— start Given data —

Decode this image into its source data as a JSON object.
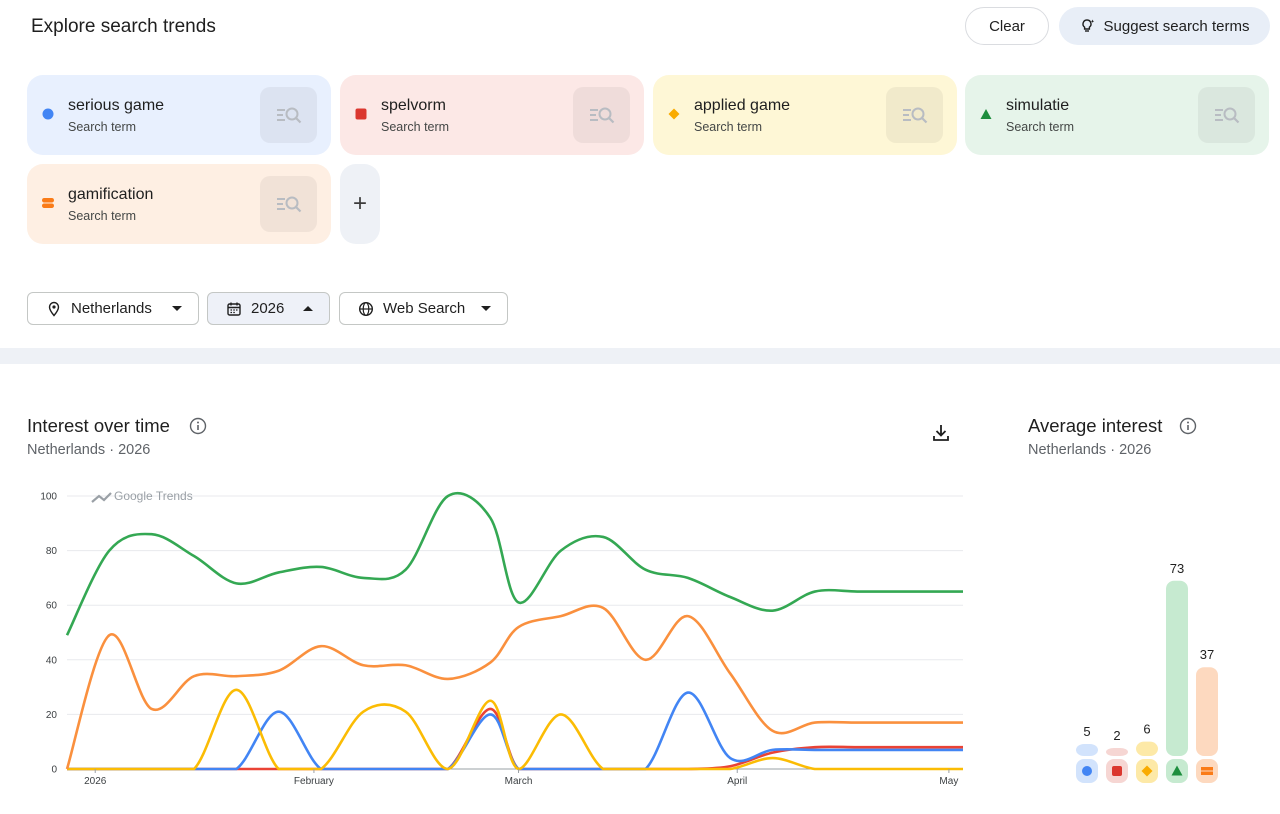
{
  "header": {
    "title": "Explore search trends",
    "clear_label": "Clear",
    "suggest_label": "Suggest search terms"
  },
  "terms": [
    {
      "name": "serious game",
      "sub": "Search term",
      "color": "#4285f4",
      "bg": "#e8f0fe",
      "shape": "circle"
    },
    {
      "name": "spelvorm",
      "sub": "Search term",
      "color": "#db372f",
      "bg": "#fce8e6",
      "shape": "square"
    },
    {
      "name": "applied game",
      "sub": "Search term",
      "color": "#f9ab00",
      "bg": "#fef7d6",
      "shape": "diamond"
    },
    {
      "name": "simulatie",
      "sub": "Search term",
      "color": "#1e8e3e",
      "bg": "#e6f4ea",
      "shape": "triangle"
    },
    {
      "name": "gamification",
      "sub": "Search term",
      "color": "#fa7b17",
      "bg": "#feefe3",
      "shape": "pill"
    }
  ],
  "add_term_label": "+",
  "filters": {
    "location": "Netherlands",
    "period": "2026",
    "property": "Web Search"
  },
  "interest_over_time": {
    "title": "Interest over time",
    "subtitle": "Netherlands · 2026",
    "watermark": "Google Trends"
  },
  "average_interest": {
    "title": "Average interest",
    "subtitle": "Netherlands · 2026"
  },
  "chart_data": [
    {
      "type": "line",
      "title": "Interest over time",
      "x_tick_labels": [
        "2026",
        "February",
        "March",
        "April",
        "May"
      ],
      "x_tick_days": [
        4,
        35,
        64,
        95,
        125
      ],
      "y_ticks": [
        0,
        20,
        40,
        60,
        80,
        100
      ],
      "ylim": [
        0,
        100
      ],
      "grid": true,
      "x_days": [
        0,
        6,
        12,
        18,
        24,
        30,
        36,
        42,
        48,
        54,
        60,
        64,
        70,
        76,
        82,
        88,
        94,
        100,
        106,
        112,
        118,
        124,
        127
      ],
      "series": [
        {
          "name": "simulatie",
          "color": "#34a853",
          "values": [
            49,
            80,
            86,
            78,
            68,
            72,
            74,
            70,
            73,
            100,
            92,
            61,
            80,
            85,
            73,
            70,
            63,
            58,
            65,
            65,
            65,
            65,
            65
          ]
        },
        {
          "name": "gamification",
          "color": "#fa903e",
          "values": [
            0,
            49,
            22,
            34,
            34,
            36,
            45,
            38,
            38,
            33,
            39,
            52,
            56,
            59,
            40,
            56,
            35,
            14,
            17,
            17,
            17,
            17,
            17
          ]
        },
        {
          "name": "applied game",
          "color": "#fbbc04",
          "values": [
            0,
            0,
            0,
            0,
            29,
            0,
            0,
            21,
            21,
            0,
            25,
            0,
            20,
            0,
            0,
            0,
            0,
            4,
            0,
            0,
            0,
            0,
            0
          ]
        },
        {
          "name": "serious game",
          "color": "#4285f4",
          "values": [
            0,
            0,
            0,
            0,
            0,
            21,
            0,
            0,
            0,
            0,
            20,
            0,
            0,
            0,
            0,
            28,
            4,
            7,
            7,
            7,
            7,
            7,
            7
          ]
        },
        {
          "name": "spelvorm",
          "color": "#ea4335",
          "values": [
            0,
            0,
            0,
            0,
            0,
            0,
            0,
            0,
            0,
            0,
            22,
            0,
            0,
            0,
            0,
            0,
            1,
            6,
            8,
            8,
            8,
            8,
            8
          ]
        }
      ]
    },
    {
      "type": "bar",
      "title": "Average interest",
      "categories": [
        "serious game",
        "spelvorm",
        "applied game",
        "simulatie",
        "gamification"
      ],
      "values": [
        5,
        2,
        6,
        73,
        37
      ],
      "ylim": [
        0,
        100
      ]
    }
  ]
}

— end Given data —

Task prompt: Copy whichever lines in the listing above contain the word "simulatie".

The answer:
      "name": "simulatie",
          "name": "simulatie",
        "simulatie",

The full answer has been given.